* _Instruction_
How many lines of the data include the string "Kits"? State the number and nothing else.

Dataset items
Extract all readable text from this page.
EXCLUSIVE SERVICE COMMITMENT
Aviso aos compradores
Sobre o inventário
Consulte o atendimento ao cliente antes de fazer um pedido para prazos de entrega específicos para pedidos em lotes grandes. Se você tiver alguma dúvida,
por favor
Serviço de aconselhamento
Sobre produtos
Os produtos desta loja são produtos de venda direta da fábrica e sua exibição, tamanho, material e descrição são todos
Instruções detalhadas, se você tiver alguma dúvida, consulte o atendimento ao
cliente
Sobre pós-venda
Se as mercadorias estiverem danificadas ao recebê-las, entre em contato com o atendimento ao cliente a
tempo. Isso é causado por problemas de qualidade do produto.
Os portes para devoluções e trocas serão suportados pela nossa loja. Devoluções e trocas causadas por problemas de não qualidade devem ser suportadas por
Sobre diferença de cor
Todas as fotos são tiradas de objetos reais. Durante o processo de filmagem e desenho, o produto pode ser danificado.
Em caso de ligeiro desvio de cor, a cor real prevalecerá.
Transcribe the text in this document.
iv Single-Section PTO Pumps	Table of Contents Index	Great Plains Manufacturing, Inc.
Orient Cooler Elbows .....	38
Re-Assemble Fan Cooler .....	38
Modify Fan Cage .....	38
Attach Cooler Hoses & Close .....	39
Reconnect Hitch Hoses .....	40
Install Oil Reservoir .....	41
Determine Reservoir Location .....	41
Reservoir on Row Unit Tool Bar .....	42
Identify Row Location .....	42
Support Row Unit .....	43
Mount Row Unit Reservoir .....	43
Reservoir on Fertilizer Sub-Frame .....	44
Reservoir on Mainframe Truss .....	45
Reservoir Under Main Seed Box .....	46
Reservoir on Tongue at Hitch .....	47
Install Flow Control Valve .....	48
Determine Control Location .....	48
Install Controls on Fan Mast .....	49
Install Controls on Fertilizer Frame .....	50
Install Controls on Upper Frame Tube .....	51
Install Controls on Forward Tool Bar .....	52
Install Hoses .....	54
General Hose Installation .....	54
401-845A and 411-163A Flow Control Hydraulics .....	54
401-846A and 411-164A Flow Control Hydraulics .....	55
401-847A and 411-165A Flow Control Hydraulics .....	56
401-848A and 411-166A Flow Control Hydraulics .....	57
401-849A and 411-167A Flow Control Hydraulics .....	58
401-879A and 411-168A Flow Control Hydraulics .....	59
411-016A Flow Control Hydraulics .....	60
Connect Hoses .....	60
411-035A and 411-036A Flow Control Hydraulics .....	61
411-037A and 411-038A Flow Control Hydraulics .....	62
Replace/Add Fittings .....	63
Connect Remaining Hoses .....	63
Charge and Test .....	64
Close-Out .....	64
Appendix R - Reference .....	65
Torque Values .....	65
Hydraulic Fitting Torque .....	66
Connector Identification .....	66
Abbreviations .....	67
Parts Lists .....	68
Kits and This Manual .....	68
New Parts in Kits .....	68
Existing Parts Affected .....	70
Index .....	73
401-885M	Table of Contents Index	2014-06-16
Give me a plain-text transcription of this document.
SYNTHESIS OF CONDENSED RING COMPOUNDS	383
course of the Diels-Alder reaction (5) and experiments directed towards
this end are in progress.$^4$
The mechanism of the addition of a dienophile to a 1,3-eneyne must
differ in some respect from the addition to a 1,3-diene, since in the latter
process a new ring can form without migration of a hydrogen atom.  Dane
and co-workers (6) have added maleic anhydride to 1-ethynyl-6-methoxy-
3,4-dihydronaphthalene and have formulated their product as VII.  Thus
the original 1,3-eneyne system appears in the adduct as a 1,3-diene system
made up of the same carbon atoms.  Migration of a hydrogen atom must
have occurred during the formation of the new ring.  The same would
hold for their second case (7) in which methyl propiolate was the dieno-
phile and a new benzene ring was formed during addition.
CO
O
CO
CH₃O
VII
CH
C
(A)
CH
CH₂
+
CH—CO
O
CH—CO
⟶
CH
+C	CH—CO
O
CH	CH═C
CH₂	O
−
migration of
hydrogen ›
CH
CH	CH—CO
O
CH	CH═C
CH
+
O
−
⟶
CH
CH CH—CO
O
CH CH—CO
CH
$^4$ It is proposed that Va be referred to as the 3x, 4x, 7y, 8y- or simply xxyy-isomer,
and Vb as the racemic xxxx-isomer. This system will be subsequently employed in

* _Completed exercise_
2